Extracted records
%%

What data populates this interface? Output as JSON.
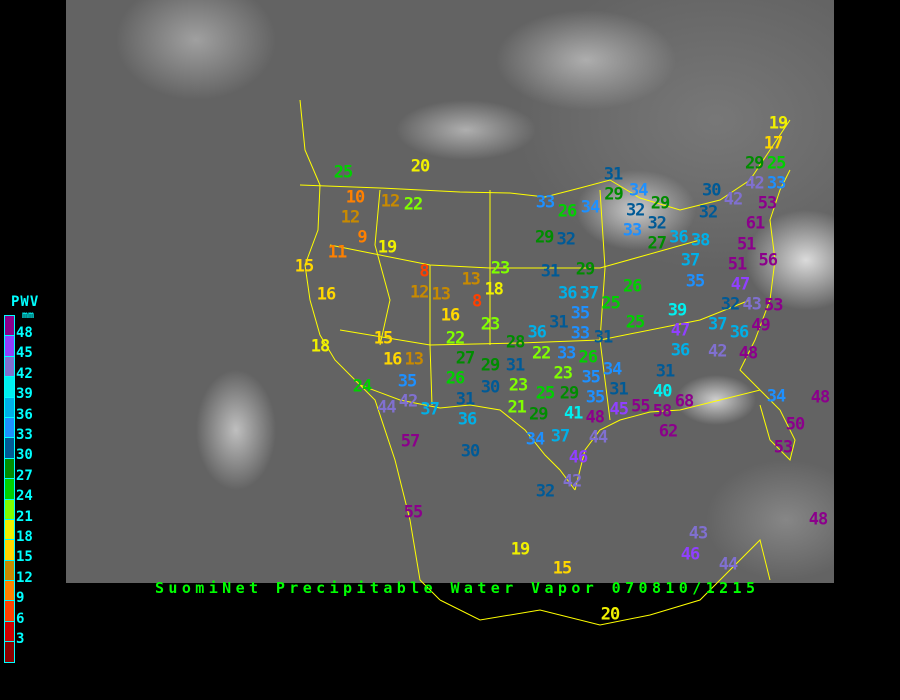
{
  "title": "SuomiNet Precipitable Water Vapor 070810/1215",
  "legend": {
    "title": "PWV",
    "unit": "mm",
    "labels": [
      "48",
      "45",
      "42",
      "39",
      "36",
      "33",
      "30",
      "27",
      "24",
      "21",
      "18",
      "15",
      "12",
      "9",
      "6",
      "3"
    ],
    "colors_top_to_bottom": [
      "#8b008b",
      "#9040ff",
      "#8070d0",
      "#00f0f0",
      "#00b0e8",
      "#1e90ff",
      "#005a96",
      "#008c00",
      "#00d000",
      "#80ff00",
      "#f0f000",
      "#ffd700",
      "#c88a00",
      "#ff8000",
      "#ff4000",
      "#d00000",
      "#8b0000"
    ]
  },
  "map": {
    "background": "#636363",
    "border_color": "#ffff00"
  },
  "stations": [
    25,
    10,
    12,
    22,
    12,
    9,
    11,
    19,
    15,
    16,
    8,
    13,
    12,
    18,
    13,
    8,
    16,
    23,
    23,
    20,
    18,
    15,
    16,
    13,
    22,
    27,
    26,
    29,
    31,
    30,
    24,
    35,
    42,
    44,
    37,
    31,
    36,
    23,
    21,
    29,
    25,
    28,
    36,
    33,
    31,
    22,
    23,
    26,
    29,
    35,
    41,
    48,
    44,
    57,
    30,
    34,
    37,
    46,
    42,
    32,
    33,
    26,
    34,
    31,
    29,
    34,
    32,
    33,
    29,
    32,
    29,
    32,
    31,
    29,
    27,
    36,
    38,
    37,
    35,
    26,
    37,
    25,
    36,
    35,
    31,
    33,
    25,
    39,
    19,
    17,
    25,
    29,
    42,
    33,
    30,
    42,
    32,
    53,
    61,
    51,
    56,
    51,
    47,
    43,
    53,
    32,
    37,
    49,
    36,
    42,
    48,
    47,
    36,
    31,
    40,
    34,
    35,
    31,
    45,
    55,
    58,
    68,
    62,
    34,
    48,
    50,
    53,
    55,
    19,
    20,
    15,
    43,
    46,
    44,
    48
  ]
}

%%
%%

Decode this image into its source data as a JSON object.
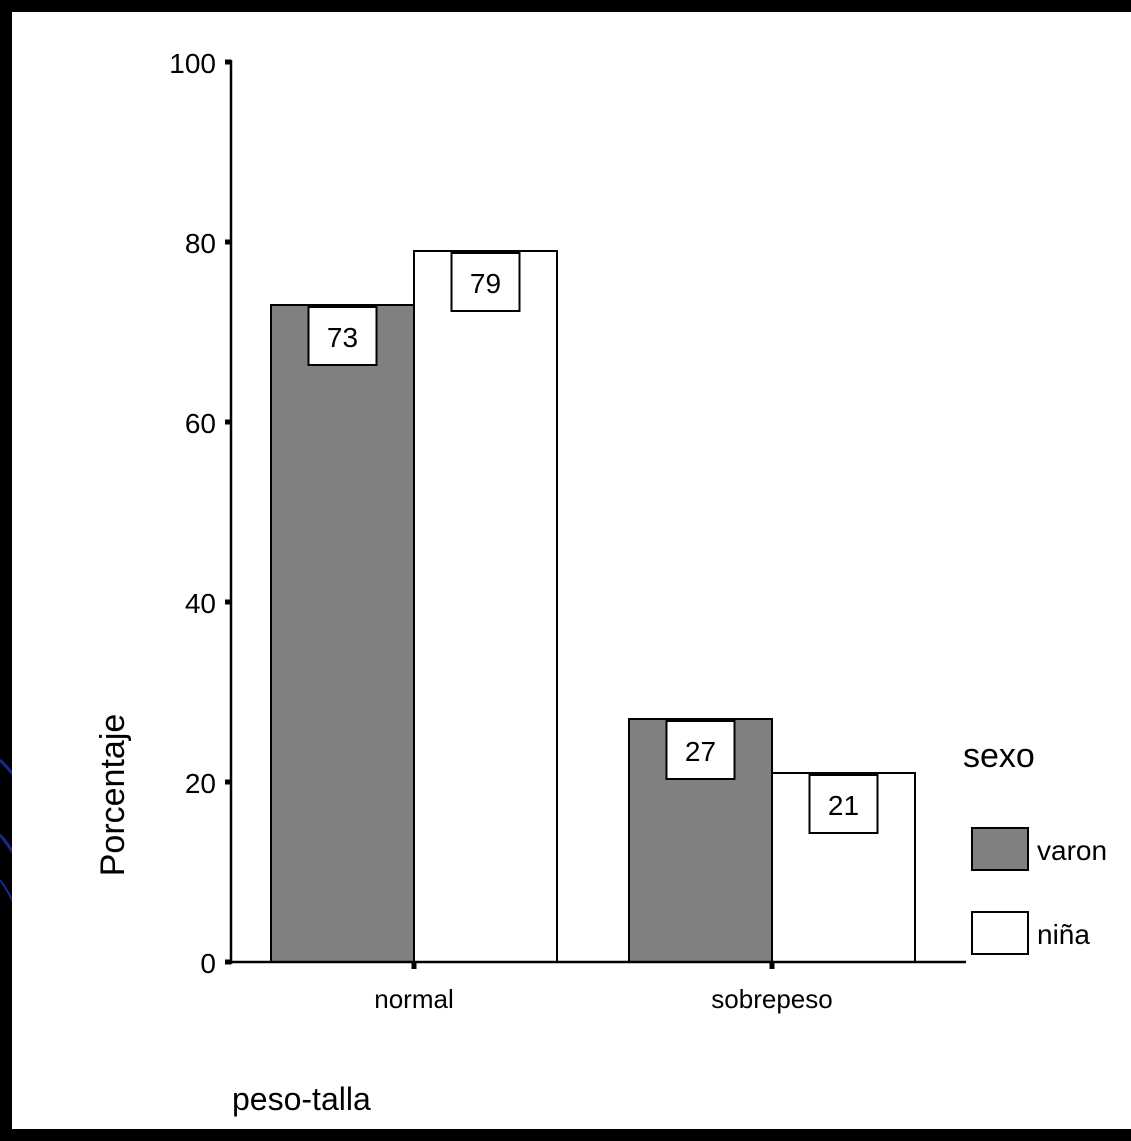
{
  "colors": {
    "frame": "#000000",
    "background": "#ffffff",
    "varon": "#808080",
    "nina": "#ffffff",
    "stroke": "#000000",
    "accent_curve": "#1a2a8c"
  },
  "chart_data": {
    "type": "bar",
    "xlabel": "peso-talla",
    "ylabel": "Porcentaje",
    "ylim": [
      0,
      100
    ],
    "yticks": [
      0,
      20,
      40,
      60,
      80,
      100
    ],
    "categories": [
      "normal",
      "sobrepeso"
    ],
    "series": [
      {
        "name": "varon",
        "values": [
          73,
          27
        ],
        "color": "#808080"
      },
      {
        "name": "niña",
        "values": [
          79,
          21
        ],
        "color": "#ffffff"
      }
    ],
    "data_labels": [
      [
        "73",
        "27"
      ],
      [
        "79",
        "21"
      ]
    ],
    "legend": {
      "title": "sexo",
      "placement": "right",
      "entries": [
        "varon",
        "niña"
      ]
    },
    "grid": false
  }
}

%%
%%

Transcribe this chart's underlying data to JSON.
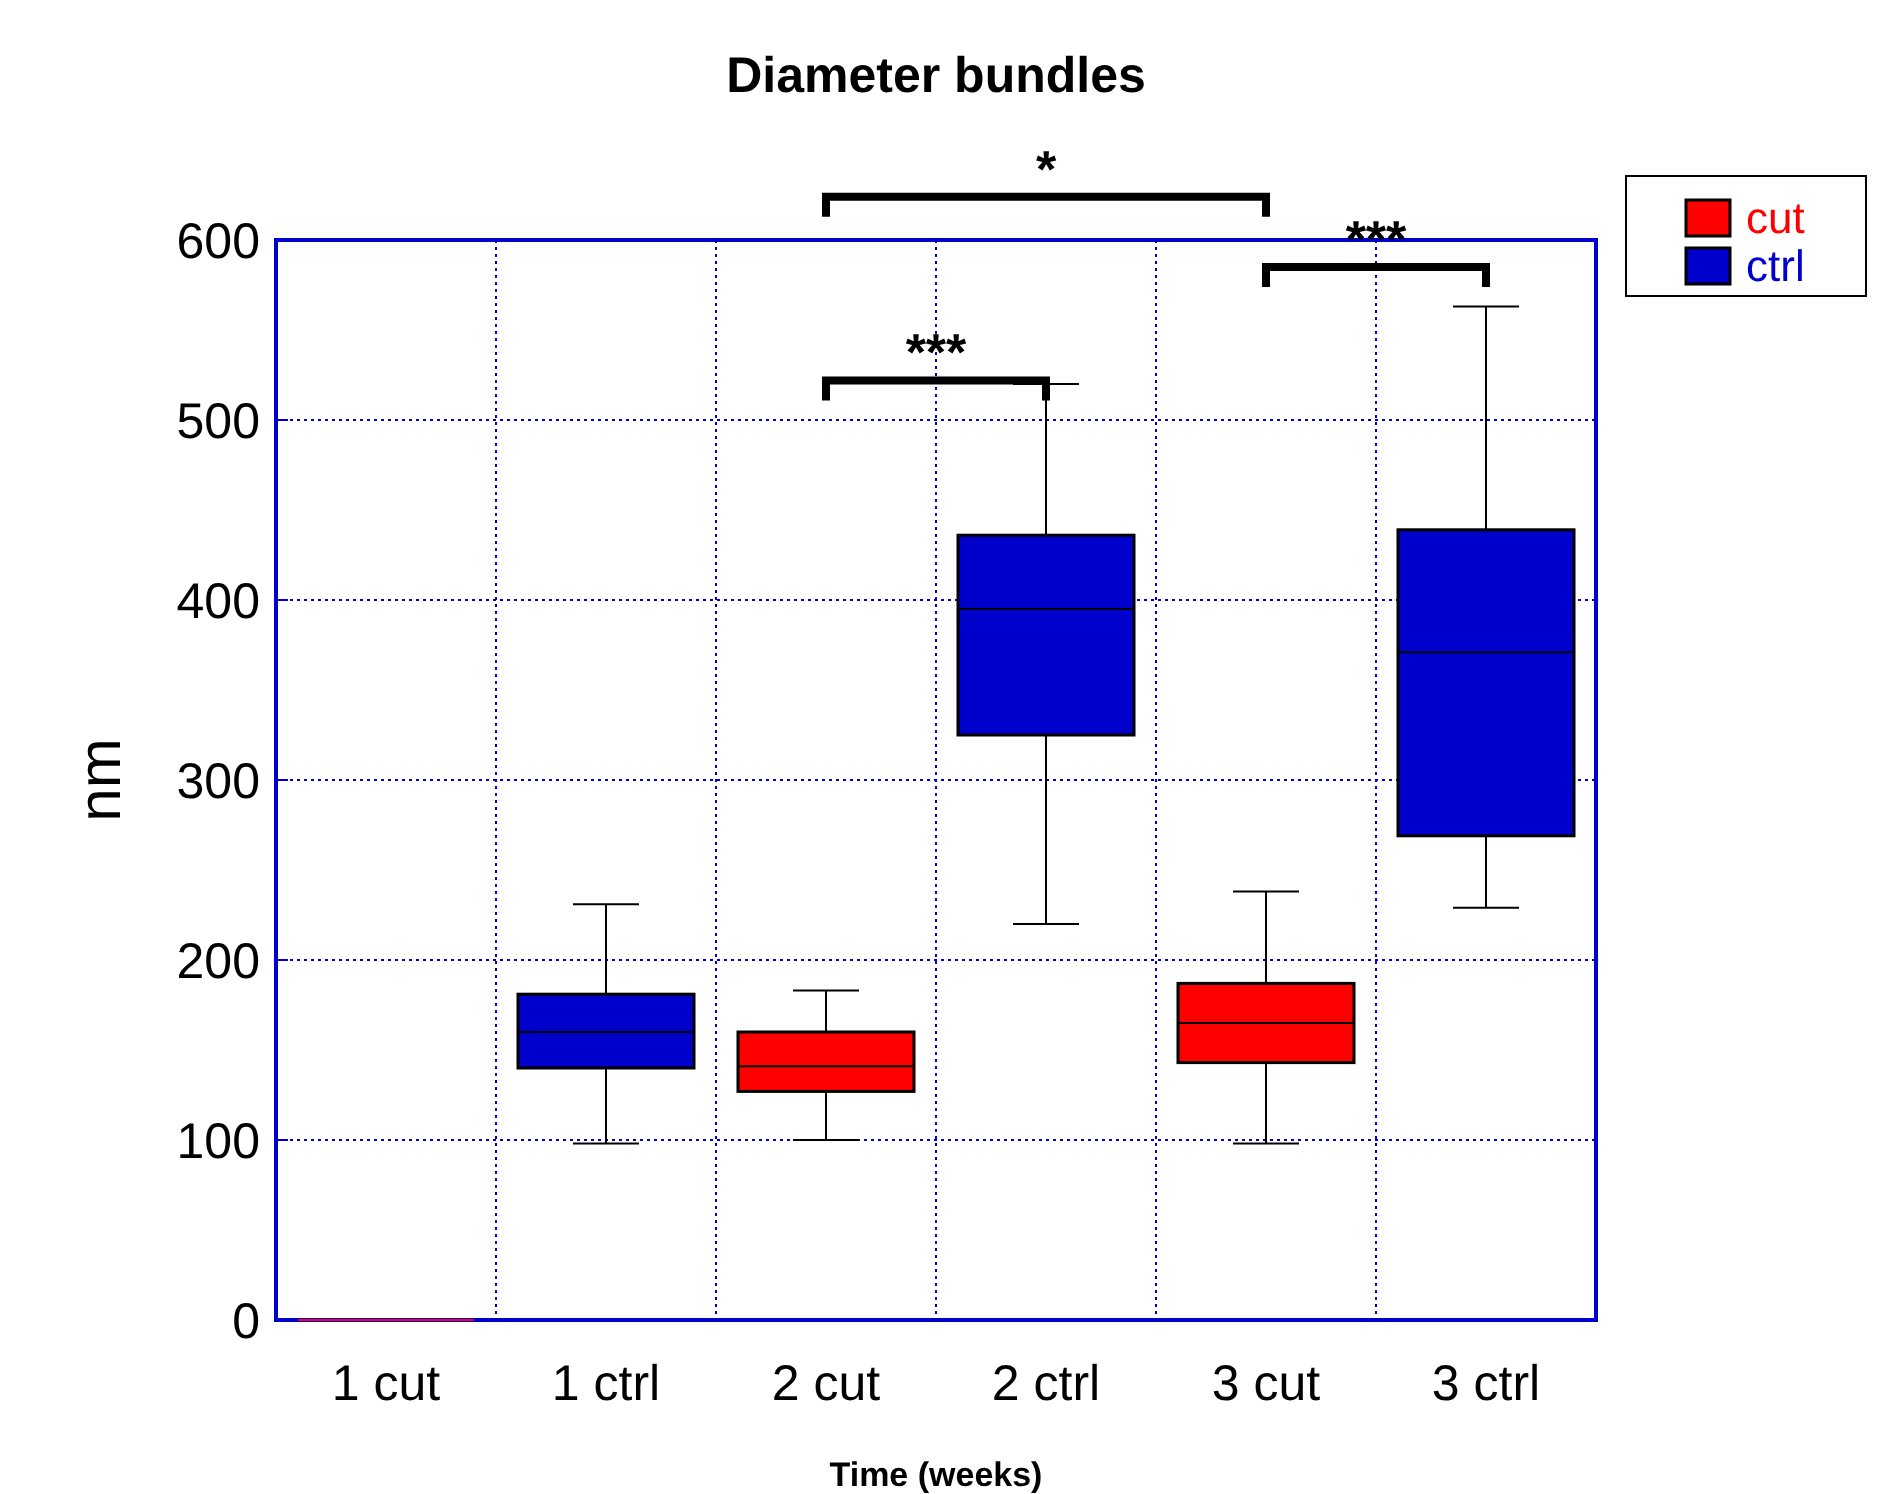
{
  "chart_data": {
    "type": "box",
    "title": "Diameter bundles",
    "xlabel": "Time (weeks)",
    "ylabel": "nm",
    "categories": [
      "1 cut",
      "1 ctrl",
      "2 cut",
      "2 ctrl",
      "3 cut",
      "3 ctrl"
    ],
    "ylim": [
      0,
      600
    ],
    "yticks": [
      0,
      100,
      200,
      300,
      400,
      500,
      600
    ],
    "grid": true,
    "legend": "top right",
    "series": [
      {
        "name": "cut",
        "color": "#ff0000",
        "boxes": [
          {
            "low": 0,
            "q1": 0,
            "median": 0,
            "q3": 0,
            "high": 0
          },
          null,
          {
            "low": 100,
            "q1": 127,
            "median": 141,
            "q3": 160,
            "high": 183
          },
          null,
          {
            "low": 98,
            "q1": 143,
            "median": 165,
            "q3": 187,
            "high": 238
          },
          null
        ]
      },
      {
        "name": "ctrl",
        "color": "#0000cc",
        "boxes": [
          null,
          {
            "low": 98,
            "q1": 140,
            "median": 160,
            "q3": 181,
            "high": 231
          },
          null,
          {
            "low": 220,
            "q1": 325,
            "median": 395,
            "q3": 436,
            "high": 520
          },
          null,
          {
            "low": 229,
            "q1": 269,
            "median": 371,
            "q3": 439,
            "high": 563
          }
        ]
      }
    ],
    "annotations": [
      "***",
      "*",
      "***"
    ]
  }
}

%%

* _Challenge_:
In the records above, tally the lines where the word "name" appears, and give the number and nothing else.

* _Answer_:
4